--- start Dataset content ---
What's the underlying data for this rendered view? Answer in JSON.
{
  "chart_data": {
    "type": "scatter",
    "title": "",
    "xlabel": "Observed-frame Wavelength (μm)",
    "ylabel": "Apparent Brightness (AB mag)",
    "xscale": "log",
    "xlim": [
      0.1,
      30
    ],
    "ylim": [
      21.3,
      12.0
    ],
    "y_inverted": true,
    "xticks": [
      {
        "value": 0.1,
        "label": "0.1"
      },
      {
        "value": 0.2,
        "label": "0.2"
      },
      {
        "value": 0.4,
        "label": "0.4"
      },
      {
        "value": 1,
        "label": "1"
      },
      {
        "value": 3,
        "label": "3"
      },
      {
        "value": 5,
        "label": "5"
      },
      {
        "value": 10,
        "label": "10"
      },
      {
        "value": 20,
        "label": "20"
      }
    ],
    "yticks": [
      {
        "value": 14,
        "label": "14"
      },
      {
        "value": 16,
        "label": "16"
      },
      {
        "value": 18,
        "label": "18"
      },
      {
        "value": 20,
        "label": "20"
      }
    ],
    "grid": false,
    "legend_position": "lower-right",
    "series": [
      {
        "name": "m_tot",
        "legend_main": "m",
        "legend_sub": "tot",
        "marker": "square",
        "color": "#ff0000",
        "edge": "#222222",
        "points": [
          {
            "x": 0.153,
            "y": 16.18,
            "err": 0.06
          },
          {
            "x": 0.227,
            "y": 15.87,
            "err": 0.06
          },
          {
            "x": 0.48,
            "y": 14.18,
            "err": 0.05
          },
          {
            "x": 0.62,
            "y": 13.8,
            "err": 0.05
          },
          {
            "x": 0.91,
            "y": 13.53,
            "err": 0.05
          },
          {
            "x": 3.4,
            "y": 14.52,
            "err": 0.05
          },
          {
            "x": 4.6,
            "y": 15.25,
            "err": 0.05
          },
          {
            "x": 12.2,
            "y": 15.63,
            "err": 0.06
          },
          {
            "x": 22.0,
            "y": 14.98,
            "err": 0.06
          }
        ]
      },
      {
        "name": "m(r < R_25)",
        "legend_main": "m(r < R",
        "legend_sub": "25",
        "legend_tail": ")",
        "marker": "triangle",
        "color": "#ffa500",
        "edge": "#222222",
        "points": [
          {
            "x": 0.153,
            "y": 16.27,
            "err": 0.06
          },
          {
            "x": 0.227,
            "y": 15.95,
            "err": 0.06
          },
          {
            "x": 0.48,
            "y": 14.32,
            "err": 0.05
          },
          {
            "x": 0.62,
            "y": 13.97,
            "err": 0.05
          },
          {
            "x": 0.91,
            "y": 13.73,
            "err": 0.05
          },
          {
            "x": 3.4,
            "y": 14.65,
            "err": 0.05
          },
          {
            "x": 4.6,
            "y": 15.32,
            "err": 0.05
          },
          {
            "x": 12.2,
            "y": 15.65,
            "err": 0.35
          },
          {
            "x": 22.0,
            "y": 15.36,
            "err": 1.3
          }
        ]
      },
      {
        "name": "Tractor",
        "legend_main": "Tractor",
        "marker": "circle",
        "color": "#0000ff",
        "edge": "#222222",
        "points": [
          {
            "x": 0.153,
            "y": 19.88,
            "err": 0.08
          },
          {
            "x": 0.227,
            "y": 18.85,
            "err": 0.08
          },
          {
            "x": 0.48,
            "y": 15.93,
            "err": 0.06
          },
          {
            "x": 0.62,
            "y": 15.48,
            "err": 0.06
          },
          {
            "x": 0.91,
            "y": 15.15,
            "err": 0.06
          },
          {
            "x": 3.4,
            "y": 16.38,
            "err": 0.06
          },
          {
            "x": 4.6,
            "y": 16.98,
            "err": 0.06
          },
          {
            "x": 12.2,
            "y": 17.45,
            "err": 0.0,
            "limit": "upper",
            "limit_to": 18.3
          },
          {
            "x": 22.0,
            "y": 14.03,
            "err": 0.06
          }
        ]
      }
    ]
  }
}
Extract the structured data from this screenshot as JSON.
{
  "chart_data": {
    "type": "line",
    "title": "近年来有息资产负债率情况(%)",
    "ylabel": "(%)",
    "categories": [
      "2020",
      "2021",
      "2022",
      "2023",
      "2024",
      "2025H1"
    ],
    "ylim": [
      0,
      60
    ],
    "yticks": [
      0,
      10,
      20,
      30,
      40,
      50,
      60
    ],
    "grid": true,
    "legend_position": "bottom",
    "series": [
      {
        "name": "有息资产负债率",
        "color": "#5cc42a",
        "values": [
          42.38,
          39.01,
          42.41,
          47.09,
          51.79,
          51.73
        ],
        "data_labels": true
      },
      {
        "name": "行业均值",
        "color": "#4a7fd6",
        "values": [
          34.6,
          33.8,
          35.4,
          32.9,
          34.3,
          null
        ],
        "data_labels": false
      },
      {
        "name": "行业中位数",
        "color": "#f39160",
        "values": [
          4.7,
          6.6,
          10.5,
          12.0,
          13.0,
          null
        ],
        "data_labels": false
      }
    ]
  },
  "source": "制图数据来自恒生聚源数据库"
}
--- end Dataset content ---
To do
Return the lines of the records that include the string "JSON".

Response for this exercise
What's the underlying data for this rendered view? Answer in JSON.
Extract the structured data from this screenshot as JSON.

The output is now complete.